--- TO DO ---
Quote the records word for word from their first line through the line containing "y-tick-label: -80000.00000000 bbox=[1471, 807, 1569, 820]", including both of those lines.

--- DATA EXCERPTS ---
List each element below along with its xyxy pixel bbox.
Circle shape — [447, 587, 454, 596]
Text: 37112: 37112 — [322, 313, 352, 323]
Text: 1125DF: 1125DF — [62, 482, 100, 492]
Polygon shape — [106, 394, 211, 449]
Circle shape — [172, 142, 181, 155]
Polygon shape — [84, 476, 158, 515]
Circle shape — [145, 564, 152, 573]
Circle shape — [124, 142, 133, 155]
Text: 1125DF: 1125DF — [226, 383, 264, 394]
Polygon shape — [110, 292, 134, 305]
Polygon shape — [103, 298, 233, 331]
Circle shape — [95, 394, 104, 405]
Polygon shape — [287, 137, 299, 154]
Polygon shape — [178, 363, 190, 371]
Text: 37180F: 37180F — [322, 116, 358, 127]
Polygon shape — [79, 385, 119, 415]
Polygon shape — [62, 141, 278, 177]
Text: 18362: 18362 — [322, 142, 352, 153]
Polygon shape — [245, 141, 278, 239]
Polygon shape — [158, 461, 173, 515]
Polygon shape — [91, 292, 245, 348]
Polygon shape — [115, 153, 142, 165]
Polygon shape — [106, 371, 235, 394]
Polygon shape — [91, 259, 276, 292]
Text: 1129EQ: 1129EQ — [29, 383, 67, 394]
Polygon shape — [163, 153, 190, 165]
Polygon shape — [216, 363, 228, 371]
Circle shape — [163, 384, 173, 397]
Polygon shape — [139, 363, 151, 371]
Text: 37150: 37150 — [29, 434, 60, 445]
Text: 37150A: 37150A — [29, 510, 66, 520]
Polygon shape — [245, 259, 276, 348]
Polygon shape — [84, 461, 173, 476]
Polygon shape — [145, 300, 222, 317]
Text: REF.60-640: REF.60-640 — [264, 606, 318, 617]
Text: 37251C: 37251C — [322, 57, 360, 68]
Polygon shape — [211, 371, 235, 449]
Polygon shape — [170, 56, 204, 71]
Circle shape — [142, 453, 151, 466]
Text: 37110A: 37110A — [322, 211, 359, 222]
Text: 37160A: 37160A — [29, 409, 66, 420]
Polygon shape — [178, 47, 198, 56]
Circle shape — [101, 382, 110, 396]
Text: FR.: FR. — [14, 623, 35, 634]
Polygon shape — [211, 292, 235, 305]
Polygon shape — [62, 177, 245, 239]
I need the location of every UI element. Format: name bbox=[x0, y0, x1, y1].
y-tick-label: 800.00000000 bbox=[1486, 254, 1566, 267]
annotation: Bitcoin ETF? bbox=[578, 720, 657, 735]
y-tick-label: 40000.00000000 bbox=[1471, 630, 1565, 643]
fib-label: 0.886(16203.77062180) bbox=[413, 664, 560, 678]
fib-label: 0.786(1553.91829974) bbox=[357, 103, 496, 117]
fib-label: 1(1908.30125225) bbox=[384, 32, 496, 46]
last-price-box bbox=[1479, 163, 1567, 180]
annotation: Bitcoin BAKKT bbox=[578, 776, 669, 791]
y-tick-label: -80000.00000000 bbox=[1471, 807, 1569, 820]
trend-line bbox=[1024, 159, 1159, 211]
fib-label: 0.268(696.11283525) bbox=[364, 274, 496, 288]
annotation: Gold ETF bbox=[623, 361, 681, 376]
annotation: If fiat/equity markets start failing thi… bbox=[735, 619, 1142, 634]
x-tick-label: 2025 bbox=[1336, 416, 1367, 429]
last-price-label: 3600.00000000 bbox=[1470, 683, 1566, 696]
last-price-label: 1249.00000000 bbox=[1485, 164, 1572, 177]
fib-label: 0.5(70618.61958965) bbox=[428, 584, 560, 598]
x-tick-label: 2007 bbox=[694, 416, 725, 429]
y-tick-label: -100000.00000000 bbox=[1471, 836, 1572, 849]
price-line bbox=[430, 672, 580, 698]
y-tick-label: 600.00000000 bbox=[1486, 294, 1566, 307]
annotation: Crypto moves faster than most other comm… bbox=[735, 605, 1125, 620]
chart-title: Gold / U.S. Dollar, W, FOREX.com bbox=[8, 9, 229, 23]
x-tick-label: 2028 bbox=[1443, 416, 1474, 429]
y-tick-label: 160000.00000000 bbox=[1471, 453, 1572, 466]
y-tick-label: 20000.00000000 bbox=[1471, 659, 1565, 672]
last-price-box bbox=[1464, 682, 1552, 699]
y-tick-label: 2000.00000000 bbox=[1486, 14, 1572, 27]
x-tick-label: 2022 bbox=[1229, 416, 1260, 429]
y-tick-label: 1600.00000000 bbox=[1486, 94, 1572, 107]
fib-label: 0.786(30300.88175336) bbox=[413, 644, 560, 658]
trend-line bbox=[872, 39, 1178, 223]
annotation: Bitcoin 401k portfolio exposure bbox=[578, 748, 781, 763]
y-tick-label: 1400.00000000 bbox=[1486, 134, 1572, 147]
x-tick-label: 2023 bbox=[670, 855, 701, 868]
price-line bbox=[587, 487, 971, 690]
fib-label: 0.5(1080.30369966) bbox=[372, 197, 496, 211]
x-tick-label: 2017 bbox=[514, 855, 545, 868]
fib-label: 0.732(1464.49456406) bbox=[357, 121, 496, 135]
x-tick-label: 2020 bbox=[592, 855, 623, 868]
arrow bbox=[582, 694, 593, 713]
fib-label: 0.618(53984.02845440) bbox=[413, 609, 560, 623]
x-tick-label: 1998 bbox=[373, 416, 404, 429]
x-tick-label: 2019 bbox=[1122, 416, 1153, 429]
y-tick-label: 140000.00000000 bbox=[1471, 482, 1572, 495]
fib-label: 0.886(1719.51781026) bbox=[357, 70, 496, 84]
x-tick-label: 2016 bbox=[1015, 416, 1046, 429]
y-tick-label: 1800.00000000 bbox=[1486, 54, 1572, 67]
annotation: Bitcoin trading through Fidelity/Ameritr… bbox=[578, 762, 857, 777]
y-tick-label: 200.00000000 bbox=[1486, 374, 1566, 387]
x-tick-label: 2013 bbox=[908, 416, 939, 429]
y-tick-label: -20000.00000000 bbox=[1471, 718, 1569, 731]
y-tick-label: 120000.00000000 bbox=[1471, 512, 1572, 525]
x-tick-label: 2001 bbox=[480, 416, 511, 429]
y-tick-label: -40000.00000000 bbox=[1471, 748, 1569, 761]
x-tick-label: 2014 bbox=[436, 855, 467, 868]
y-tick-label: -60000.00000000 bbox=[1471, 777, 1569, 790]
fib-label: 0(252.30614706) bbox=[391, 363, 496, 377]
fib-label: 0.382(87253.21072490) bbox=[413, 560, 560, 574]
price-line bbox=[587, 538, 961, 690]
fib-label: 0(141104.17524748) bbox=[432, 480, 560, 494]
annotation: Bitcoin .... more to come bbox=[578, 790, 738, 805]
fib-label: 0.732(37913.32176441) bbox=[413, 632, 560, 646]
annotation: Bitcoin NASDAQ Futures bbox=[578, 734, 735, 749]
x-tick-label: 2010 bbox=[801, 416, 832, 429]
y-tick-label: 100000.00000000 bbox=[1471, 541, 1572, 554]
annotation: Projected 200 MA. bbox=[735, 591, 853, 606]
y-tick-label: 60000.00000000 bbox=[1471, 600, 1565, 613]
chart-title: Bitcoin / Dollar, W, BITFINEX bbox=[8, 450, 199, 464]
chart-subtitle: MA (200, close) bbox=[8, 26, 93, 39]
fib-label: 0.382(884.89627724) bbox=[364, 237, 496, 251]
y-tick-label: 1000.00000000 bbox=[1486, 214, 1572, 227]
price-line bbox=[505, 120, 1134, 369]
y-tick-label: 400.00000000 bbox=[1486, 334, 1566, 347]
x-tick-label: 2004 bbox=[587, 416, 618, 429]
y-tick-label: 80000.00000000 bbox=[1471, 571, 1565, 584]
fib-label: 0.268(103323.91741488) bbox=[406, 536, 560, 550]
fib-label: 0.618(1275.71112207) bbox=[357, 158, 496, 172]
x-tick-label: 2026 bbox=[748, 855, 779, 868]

--- RESPONSE FOR THIS EXERCISE ---
List each element below along with its xyxy pixel bbox.
Circle shape — [447, 587, 454, 596]
Text: 37112: 37112 — [322, 313, 352, 323]
Text: 1125DF: 1125DF — [62, 482, 100, 492]
Polygon shape — [106, 394, 211, 449]
Circle shape — [172, 142, 181, 155]
Polygon shape — [84, 476, 158, 515]
Circle shape — [145, 564, 152, 573]
Circle shape — [124, 142, 133, 155]
Text: 1125DF: 1125DF — [226, 383, 264, 394]
Polygon shape — [110, 292, 134, 305]
Polygon shape — [103, 298, 233, 331]
Circle shape — [95, 394, 104, 405]
Polygon shape — [287, 137, 299, 154]
Polygon shape — [178, 363, 190, 371]
Text: 37180F: 37180F — [322, 116, 358, 127]
Polygon shape — [79, 385, 119, 415]
Polygon shape — [62, 141, 278, 177]
Text: 18362: 18362 — [322, 142, 352, 153]
Polygon shape — [245, 141, 278, 239]
Polygon shape — [158, 461, 173, 515]
Polygon shape — [91, 292, 245, 348]
Polygon shape — [115, 153, 142, 165]
Polygon shape — [106, 371, 235, 394]
Polygon shape — [91, 259, 276, 292]
Text: 1129EQ: 1129EQ — [29, 383, 67, 394]
Polygon shape — [163, 153, 190, 165]
Polygon shape — [216, 363, 228, 371]
Circle shape — [163, 384, 173, 397]
Polygon shape — [139, 363, 151, 371]
Text: 37150: 37150 — [29, 434, 60, 445]
Text: 37150A: 37150A — [29, 510, 66, 520]
Polygon shape — [245, 259, 276, 348]
Polygon shape — [84, 461, 173, 476]
Polygon shape — [145, 300, 222, 317]
Text: REF.60-640: REF.60-640 — [264, 606, 318, 617]
Text: 37251C: 37251C — [322, 57, 360, 68]
Polygon shape — [211, 371, 235, 449]
Polygon shape — [170, 56, 204, 71]
Circle shape — [142, 453, 151, 466]
Text: 37110A: 37110A — [322, 211, 359, 222]
Text: 37160A: 37160A — [29, 409, 66, 420]
Polygon shape — [178, 47, 198, 56]
Circle shape — [101, 382, 110, 396]
Text: FR.: FR. — [14, 623, 35, 634]
Polygon shape — [211, 292, 235, 305]
Polygon shape — [62, 177, 245, 239]
I need the location of every UI element. Format: name bbox=[x0, y0, x1, y1].
y-tick-label: 800.00000000 bbox=[1486, 254, 1566, 267]
annotation: Bitcoin ETF? bbox=[578, 720, 657, 735]
y-tick-label: 40000.00000000 bbox=[1471, 630, 1565, 643]
fib-label: 0.886(16203.77062180) bbox=[413, 664, 560, 678]
fib-label: 0.786(1553.91829974) bbox=[357, 103, 496, 117]
fib-label: 1(1908.30125225) bbox=[384, 32, 496, 46]
last-price-box bbox=[1479, 163, 1567, 180]
annotation: Bitcoin BAKKT bbox=[578, 776, 669, 791]
y-tick-label: -80000.00000000 bbox=[1471, 807, 1569, 820]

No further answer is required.